## Required work
All the records that follow need to be reproduced exactly. Omit the images.

## Given entries
* * *

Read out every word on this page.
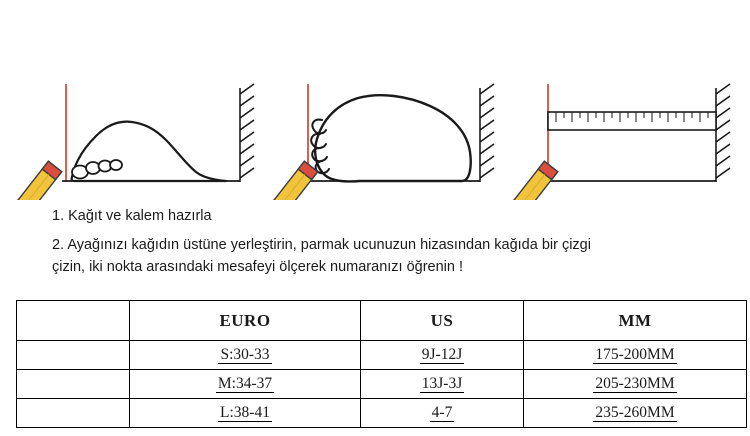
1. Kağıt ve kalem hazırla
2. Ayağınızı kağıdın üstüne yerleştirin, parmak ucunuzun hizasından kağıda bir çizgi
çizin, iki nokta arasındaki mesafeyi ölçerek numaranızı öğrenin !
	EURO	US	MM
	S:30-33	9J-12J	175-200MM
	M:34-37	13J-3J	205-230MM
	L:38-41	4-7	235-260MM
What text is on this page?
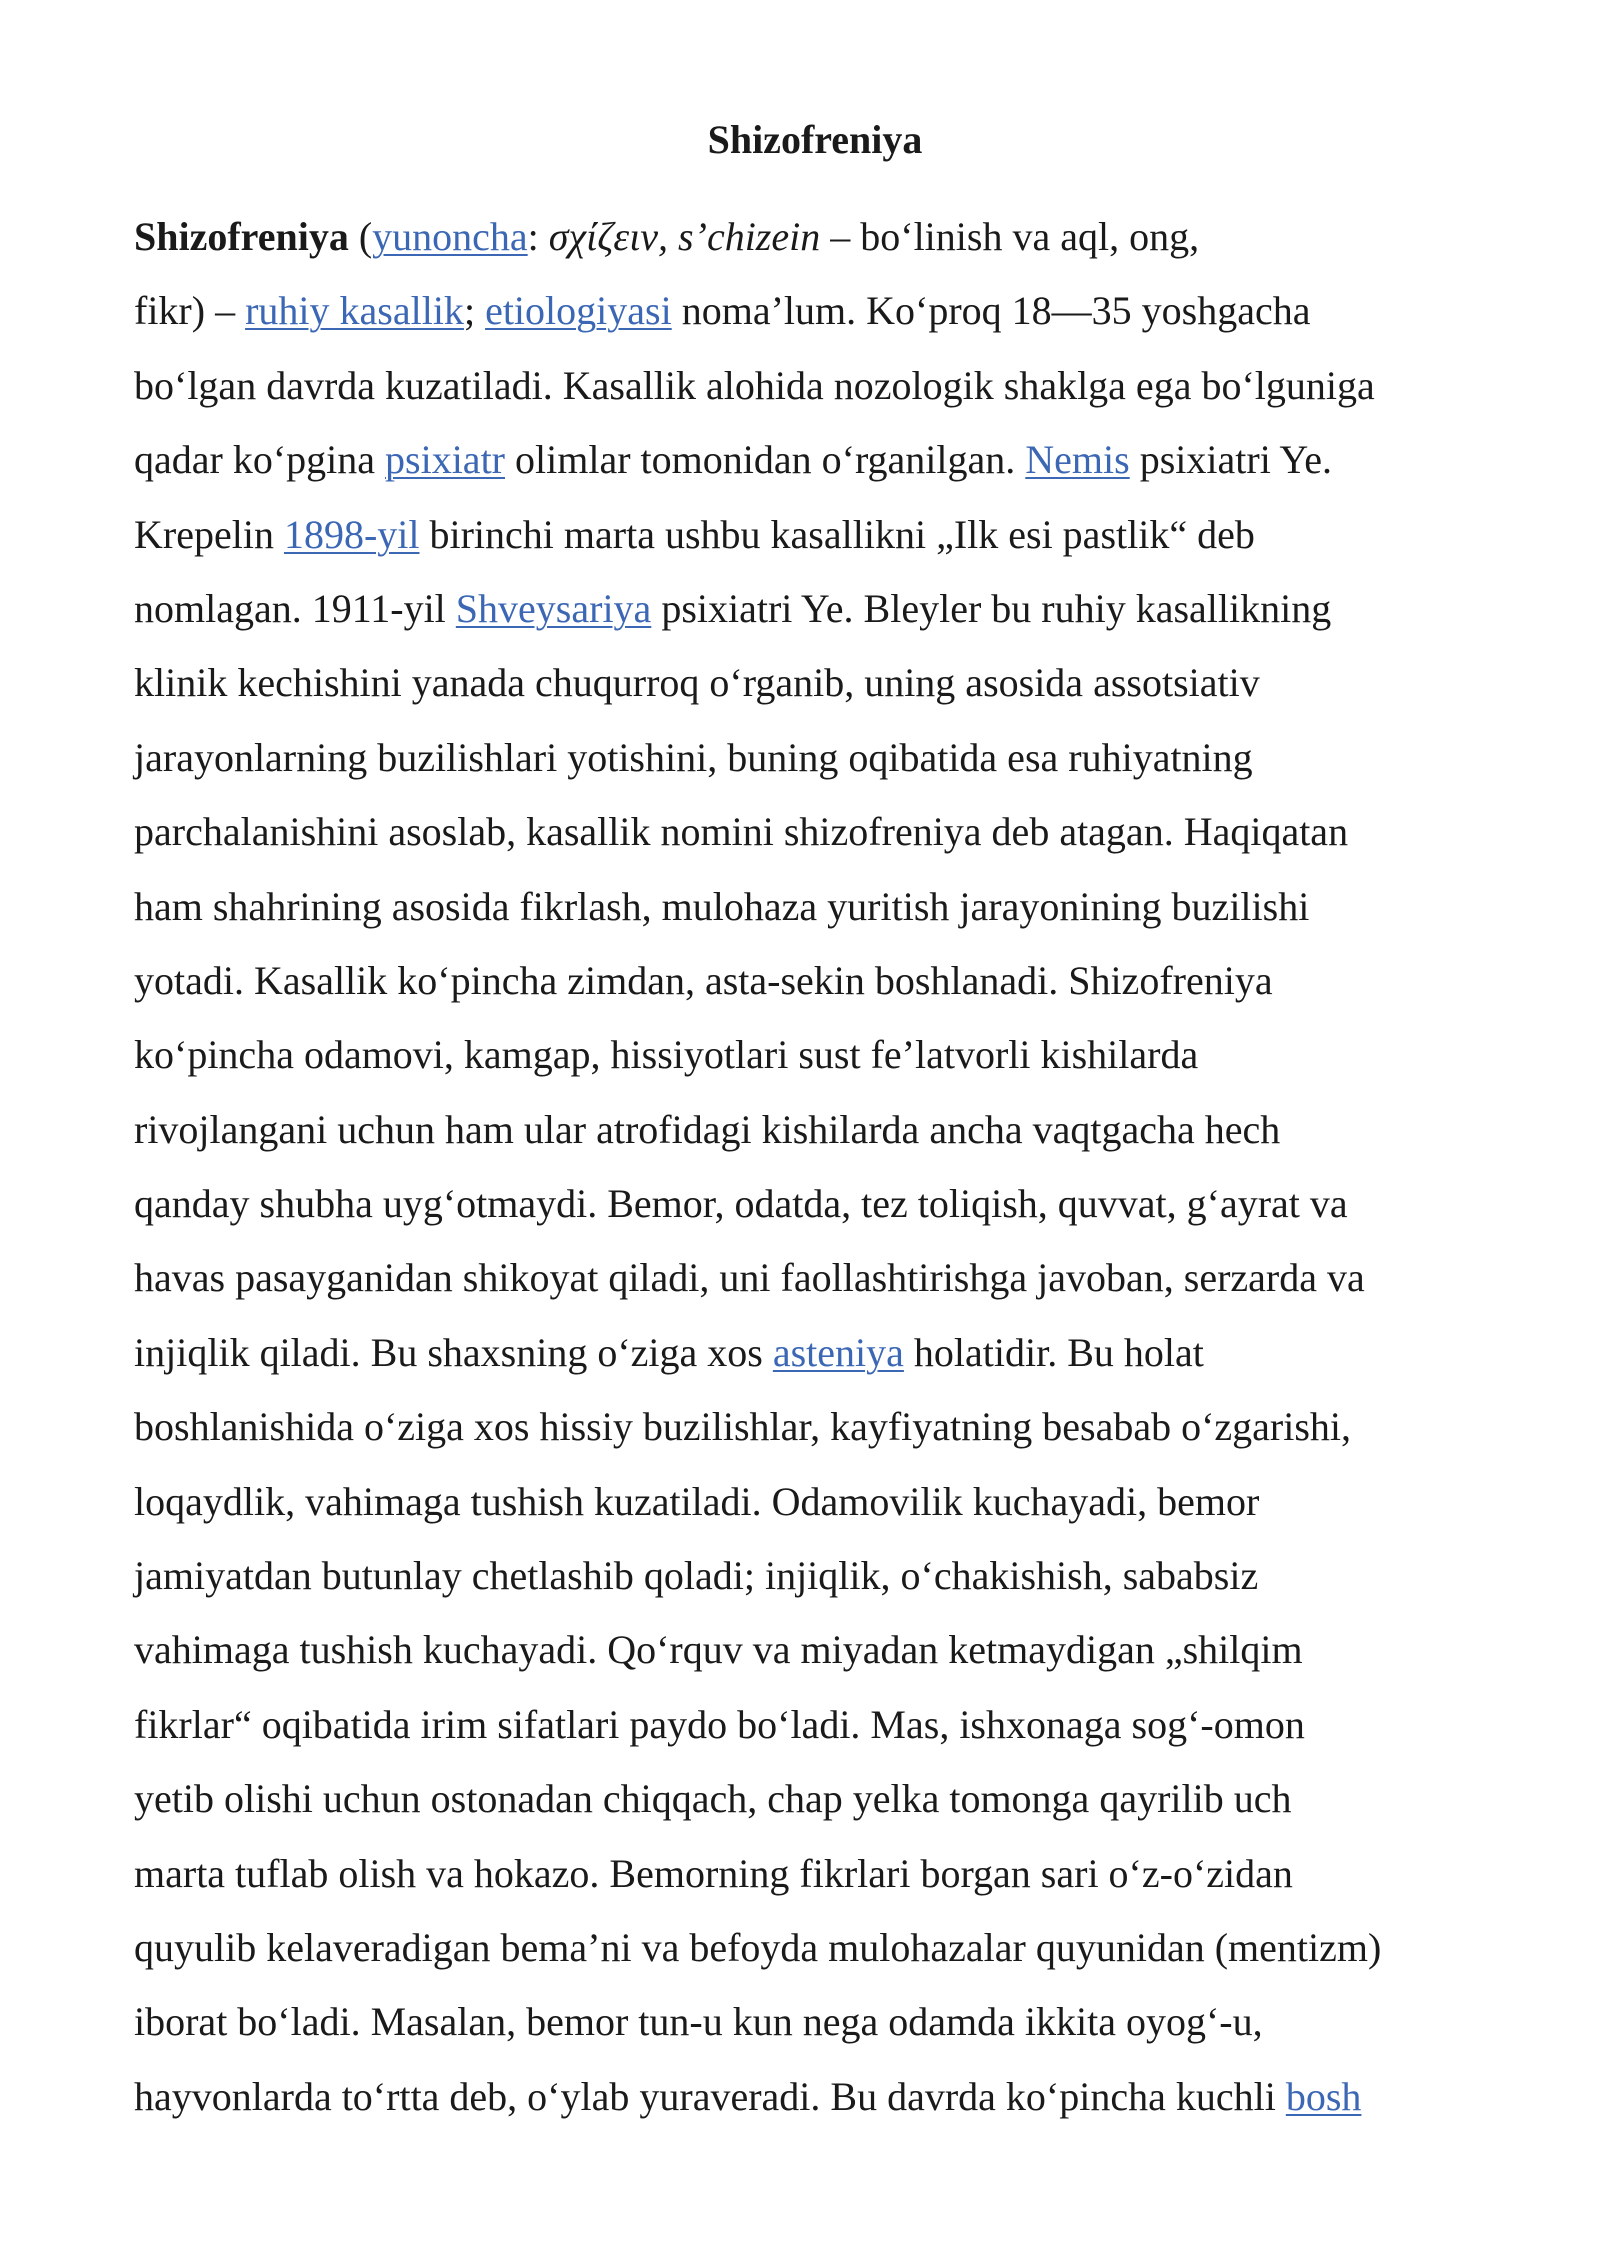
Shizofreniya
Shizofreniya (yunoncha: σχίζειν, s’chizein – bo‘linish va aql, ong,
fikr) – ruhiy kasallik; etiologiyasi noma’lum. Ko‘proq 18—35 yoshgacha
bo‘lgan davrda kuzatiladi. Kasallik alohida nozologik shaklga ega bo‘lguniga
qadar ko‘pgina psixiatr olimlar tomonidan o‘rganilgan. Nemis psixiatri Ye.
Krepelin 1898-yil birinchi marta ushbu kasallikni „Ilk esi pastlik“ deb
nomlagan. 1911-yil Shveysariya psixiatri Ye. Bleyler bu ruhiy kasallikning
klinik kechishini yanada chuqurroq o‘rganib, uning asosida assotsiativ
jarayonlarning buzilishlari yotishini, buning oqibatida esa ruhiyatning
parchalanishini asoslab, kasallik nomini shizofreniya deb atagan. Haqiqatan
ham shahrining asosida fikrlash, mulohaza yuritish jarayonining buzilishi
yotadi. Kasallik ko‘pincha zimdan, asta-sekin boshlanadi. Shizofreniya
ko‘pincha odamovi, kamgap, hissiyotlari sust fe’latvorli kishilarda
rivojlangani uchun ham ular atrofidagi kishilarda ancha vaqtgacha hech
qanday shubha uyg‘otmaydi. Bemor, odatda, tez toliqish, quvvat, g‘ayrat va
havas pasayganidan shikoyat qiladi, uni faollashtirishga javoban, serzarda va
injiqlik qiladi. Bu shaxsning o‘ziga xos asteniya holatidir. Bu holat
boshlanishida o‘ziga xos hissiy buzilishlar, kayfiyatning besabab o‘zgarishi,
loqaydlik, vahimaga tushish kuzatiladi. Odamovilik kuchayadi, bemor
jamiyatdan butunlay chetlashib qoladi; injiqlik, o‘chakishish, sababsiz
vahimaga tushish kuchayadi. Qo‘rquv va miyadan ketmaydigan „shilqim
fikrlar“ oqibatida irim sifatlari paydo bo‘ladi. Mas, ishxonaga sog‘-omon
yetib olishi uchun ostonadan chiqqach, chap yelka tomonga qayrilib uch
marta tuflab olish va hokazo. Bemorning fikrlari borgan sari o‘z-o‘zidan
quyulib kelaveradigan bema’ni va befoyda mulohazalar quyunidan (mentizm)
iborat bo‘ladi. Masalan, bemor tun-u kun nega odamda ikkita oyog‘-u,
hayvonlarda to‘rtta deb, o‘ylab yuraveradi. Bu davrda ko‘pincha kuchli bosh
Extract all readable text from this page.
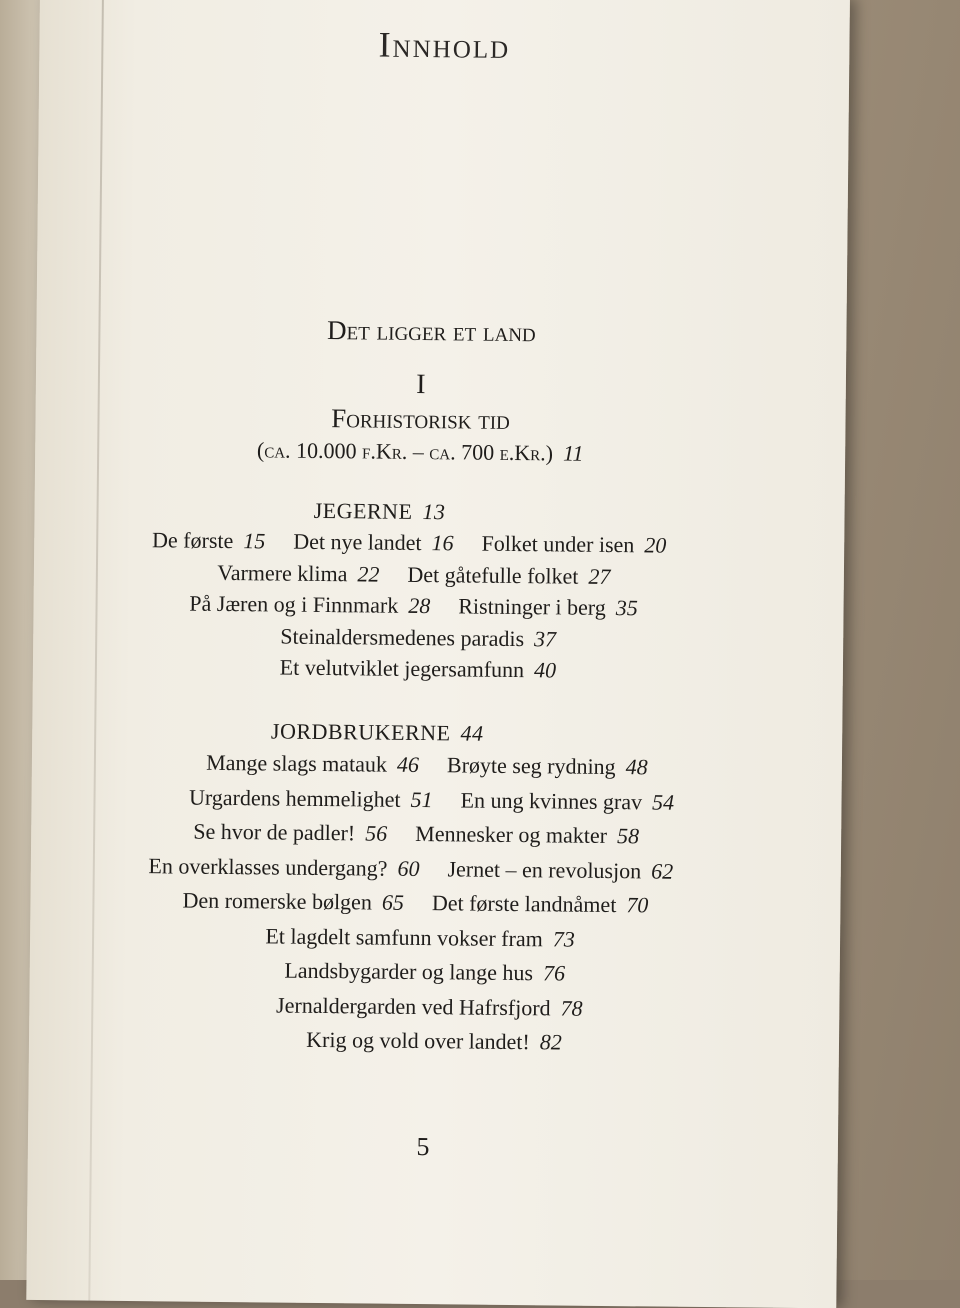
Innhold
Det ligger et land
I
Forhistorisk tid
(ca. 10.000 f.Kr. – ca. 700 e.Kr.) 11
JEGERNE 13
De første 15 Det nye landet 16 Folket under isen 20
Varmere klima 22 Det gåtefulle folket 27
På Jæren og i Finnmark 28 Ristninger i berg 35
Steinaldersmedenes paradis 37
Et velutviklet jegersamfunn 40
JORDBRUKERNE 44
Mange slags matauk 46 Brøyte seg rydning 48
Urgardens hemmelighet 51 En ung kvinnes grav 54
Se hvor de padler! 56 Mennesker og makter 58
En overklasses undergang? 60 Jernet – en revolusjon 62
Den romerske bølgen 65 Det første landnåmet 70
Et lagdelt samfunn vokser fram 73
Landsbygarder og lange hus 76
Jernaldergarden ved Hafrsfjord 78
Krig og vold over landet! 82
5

* * *

## The answer
Read out every word on this page.
1. Kağıt ve kalem hazırla
2. Ayağınızı kağıdın üstüne yerleştirin, parmak ucunuzun hizasından kağıda bir çizgi
çizin, iki nokta arasındaki mesafeyi ölçerek numaranızı öğrenin !
	EURO	US	MM
	S:30-33	9J-12J	175-200MM
	M:34-37	13J-3J	205-230MM
	L:38-41	4-7	235-260MM
What text is on this page?
Shizofreniya
Shizofreniya (yunoncha: σχίζειν, s’chizein – bo‘linish va aql, ong,
fikr) – ruhiy kasallik; etiologiyasi noma’lum. Ko‘proq 18—35 yoshgacha
bo‘lgan davrda kuzatiladi. Kasallik alohida nozologik shaklga ega bo‘lguniga
qadar ko‘pgina psixiatr olimlar tomonidan o‘rganilgan. Nemis psixiatri Ye.
Krepelin 1898-yil birinchi marta ushbu kasallikni „Ilk esi pastlik“ deb
nomlagan. 1911-yil Shveysariya psixiatri Ye. Bleyler bu ruhiy kasallikning
klinik kechishini yanada chuqurroq o‘rganib, uning asosida assotsiativ
jarayonlarning buzilishlari yotishini, buning oqibatida esa ruhiyatning
parchalanishini asoslab, kasallik nomini shizofreniya deb atagan. Haqiqatan
ham shahrining asosida fikrlash, mulohaza yuritish jarayonining buzilishi
yotadi. Kasallik ko‘pincha zimdan, asta-sekin boshlanadi. Shizofreniya
ko‘pincha odamovi, kamgap, hissiyotlari sust fe’latvorli kishilarda
rivojlangani uchun ham ular atrofidagi kishilarda ancha vaqtgacha hech
qanday shubha uyg‘otmaydi. Bemor, odatda, tez toliqish, quvvat, g‘ayrat va
havas pasayganidan shikoyat qiladi, uni faollashtirishga javoban, serzarda va
injiqlik qiladi. Bu shaxsning o‘ziga xos asteniya holatidir. Bu holat
boshlanishida o‘ziga xos hissiy buzilishlar, kayfiyatning besabab o‘zgarishi,
loqaydlik, vahimaga tushish kuzatiladi. Odamovilik kuchayadi, bemor
jamiyatdan butunlay chetlashib qoladi; injiqlik, o‘chakishish, sababsiz
vahimaga tushish kuchayadi. Qo‘rquv va miyadan ketmaydigan „shilqim
fikrlar“ oqibatida irim sifatlari paydo bo‘ladi. Mas, ishxonaga sog‘-omon
yetib olishi uchun ostonadan chiqqach, chap yelka tomonga qayrilib uch
marta tuflab olish va hokazo. Bemorning fikrlari borgan sari o‘z-o‘zidan
quyulib kelaveradigan bema’ni va befoyda mulohazalar quyunidan (mentizm)
iborat bo‘ladi. Masalan, bemor tun-u kun nega odamda ikkita oyog‘-u,
hayvonlarda to‘rtta deb, o‘ylab yuraveradi. Bu davrda ko‘pincha kuchli bosh
Extract all readable text from this page.
Innhold
Det ligger et land
I
Forhistorisk tid
(ca. 10.000 f.Kr. – ca. 700 e.Kr.) 11
JEGERNE 13
De første 15 Det nye landet 16 Folket under isen 20
Varmere klima 22 Det gåtefulle folket 27
På Jæren og i Finnmark 28 Ristninger i berg 35
Steinaldersmedenes paradis 37
Et velutviklet jegersamfunn 40
JORDBRUKERNE 44
Mange slags matauk 46 Brøyte seg rydning 48
Urgardens hemmelighet 51 En ung kvinnes grav 54
Se hvor de padler! 56 Mennesker og makter 58
En overklasses undergang? 60 Jernet – en revolusjon 62
Den romerske bølgen 65 Det første landnåmet 70
Et lagdelt samfunn vokser fram 73
Landsbygarder og lange hus 76
Jernaldergarden ved Hafrsfjord 78
Krig og vold over landet! 82
5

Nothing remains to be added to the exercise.